### [SHORT PROBLEM]
Present every line in which the string "York" appears.

### [THE RECORDS]

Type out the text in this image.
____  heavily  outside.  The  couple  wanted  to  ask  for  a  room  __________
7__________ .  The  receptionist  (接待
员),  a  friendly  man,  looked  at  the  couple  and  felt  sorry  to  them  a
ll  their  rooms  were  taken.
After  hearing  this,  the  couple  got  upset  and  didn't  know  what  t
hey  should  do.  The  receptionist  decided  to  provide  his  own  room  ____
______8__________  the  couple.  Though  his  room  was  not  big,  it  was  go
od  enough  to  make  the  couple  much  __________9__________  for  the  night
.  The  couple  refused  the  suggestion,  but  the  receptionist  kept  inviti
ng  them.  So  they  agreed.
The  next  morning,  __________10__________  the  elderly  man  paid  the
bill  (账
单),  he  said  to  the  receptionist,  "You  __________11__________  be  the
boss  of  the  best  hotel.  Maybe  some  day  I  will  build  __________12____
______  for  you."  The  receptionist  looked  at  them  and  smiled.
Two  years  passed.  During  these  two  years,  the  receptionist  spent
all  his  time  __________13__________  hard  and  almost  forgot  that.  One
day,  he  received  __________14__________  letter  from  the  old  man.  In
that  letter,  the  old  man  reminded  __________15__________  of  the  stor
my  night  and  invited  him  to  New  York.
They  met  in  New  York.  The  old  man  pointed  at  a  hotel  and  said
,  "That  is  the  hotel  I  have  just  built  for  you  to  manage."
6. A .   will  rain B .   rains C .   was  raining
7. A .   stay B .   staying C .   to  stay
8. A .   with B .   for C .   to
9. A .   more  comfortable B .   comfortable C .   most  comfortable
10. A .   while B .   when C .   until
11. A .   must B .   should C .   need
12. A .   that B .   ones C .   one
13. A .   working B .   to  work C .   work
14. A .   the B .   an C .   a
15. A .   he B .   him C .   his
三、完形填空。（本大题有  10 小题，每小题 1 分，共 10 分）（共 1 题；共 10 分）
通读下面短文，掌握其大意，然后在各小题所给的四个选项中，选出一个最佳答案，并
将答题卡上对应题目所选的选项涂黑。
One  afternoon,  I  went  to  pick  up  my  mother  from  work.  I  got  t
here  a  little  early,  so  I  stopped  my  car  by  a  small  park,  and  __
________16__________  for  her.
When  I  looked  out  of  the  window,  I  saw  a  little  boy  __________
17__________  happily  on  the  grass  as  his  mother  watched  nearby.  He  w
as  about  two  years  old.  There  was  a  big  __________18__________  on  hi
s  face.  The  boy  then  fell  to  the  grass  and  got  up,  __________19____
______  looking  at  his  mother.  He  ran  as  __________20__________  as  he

### [PROBLEM SOLUTION]
my  night  and  invited  him  to  New  York.
They  met  in  New  York.  The  old  man  pointed  at  a  hotel  and  said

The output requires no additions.